Records from a dataset:

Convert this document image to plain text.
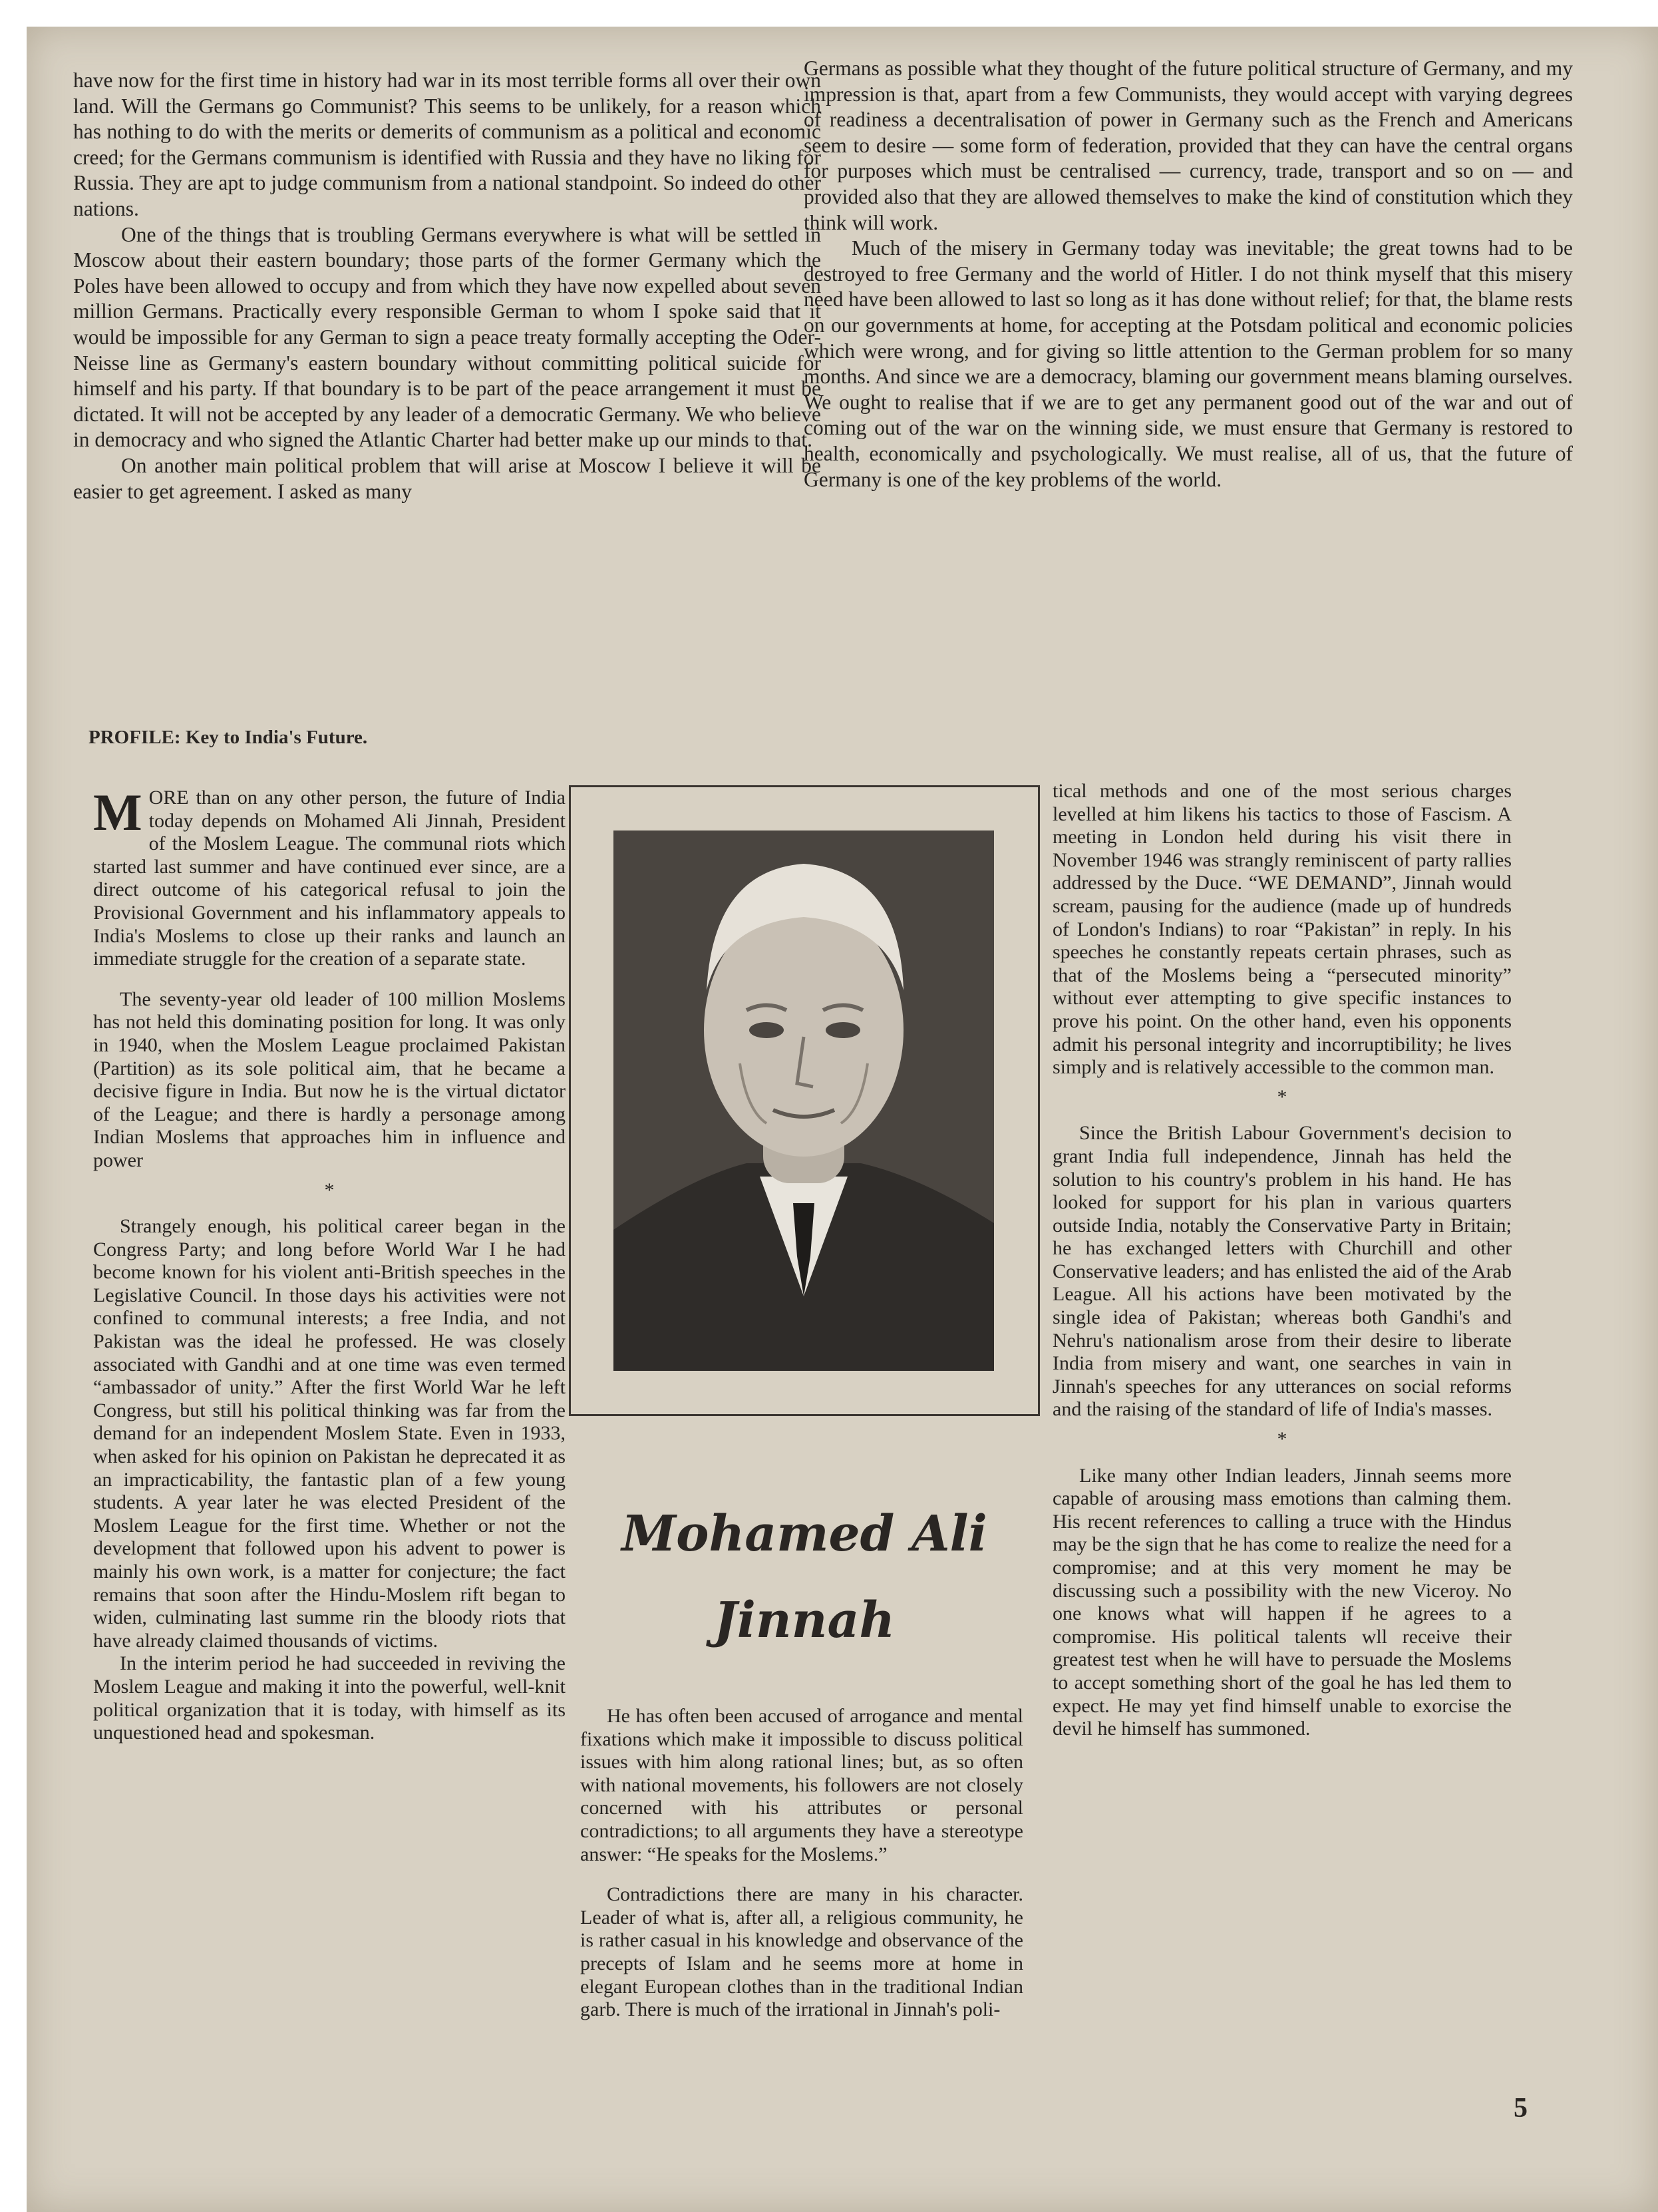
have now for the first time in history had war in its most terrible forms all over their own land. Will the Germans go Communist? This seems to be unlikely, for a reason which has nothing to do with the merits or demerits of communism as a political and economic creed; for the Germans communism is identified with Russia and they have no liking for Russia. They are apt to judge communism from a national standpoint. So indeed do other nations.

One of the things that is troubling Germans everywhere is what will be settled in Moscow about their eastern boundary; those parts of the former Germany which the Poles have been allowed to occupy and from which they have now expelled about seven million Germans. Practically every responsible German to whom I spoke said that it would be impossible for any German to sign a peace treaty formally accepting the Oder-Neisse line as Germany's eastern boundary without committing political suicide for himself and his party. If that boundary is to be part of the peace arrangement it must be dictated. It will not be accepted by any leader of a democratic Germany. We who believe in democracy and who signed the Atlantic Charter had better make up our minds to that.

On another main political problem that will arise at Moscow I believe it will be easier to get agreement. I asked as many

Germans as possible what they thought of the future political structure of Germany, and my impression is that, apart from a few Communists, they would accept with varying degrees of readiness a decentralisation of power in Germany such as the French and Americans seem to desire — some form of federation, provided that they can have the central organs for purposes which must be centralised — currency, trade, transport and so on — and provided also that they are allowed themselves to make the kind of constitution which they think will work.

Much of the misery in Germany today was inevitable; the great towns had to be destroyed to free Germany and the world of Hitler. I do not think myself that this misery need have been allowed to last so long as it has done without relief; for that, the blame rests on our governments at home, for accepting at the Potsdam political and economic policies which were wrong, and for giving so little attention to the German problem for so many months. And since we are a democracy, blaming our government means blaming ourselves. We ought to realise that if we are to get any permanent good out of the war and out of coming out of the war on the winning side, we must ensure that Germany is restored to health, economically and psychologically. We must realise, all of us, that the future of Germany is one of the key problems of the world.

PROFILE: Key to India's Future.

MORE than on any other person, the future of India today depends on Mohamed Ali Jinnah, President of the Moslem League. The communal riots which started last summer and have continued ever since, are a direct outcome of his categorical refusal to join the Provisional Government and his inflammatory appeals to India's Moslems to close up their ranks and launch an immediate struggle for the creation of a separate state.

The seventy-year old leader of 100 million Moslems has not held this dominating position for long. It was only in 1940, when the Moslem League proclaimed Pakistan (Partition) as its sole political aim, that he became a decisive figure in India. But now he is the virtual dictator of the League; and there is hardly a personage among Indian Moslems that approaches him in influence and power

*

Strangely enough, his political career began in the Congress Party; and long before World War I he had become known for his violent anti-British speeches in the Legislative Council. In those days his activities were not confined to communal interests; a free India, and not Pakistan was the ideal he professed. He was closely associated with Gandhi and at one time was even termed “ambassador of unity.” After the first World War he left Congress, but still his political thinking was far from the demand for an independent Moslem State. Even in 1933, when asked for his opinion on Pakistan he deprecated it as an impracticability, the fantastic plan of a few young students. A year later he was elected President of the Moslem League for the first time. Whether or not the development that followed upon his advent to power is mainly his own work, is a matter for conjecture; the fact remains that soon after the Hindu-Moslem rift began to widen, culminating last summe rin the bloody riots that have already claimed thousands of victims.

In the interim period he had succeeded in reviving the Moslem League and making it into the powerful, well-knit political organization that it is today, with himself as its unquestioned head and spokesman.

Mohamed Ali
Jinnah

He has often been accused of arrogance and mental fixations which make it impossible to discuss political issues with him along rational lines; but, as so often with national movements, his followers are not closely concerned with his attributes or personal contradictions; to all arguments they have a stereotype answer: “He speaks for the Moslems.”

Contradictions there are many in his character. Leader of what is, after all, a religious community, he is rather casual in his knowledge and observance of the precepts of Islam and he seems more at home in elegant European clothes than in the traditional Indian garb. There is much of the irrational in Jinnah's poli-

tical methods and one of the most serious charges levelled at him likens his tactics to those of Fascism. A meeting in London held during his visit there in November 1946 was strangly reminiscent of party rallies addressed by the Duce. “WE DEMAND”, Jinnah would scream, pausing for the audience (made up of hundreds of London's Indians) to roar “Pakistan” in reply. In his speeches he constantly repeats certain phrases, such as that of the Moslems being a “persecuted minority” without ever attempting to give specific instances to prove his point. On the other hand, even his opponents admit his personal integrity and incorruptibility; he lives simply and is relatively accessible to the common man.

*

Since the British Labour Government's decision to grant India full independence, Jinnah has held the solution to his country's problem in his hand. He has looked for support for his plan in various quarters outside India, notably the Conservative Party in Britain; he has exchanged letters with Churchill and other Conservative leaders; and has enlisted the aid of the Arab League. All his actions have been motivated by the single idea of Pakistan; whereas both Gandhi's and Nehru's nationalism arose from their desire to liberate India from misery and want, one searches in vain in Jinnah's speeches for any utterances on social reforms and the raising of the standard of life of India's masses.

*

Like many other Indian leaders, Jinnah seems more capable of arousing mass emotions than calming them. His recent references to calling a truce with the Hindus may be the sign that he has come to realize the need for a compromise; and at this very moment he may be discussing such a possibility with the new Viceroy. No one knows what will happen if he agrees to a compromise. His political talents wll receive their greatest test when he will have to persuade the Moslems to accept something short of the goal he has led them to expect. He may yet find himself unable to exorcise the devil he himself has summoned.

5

==

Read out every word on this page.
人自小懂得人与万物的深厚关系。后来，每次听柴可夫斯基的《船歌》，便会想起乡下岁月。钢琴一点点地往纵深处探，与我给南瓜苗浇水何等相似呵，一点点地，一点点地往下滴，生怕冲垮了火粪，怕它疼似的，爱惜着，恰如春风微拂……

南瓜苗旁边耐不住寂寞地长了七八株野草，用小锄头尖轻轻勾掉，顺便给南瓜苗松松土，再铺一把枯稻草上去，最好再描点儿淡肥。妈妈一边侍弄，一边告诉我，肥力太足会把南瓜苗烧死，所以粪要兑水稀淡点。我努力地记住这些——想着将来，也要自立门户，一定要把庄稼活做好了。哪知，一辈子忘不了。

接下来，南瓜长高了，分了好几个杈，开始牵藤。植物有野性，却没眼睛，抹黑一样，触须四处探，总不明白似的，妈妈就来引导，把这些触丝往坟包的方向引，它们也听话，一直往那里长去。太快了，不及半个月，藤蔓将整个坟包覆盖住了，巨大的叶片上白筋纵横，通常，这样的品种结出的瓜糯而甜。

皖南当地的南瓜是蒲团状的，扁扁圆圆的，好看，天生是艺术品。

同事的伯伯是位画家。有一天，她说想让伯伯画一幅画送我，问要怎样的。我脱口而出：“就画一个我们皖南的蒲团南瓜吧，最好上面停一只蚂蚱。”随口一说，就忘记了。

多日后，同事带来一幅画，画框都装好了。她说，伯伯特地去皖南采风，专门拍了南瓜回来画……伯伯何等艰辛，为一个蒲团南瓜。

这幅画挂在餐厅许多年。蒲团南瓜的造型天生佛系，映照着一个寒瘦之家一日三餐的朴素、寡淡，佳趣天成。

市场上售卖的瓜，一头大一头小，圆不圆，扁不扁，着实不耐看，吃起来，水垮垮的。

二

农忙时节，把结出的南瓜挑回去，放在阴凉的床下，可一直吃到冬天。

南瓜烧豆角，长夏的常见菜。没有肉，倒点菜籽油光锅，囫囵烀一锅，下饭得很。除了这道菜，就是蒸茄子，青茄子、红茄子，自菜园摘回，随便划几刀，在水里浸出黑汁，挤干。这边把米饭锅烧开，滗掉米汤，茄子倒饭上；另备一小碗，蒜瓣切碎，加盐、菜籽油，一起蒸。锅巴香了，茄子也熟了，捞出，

_REQUIRED TASK_. Copy out each line that contains the word "misery".

_RIGHT ANSWER_.
Much of the misery in Germany today was inevitable; the great towns had to be destroyed to free Germany and the world of Hitler. I do not think myself that this misery need have been allowed to last so long as it has done without relief; for that, the blame rests on our governments at home, for accepting at the Potsdam political and economic policies which were wrong, and for giving so little attention to the German problem for so many months. And since we are a democracy, blaming our government means blaming ourselves. We ought to realise that if we are to get any permanent good out of the war and out of coming out of the war on the winning side, we must ensure that Germany is restored to health, economically and psychologically. We must realise, all of us, that the future of Germany is one of the key problems of the world.
Since the British Labour Government's decision to grant India full independence, Jinnah has held the solution to his country's problem in his hand. He has looked for support for his plan in various quarters outside India, notably the Conservative Party in Britain; he has exchanged letters with Churchill and other Conservative leaders; and has enlisted the aid of the Arab League. All his actions have been motivated by the single idea of Pakistan; whereas both Gandhi's and Nehru's nationalism arose from their desire to liberate India from misery and want, one searches in vain in Jinnah's speeches for any utterances on social reforms and the raising of the standard of life of India's masses.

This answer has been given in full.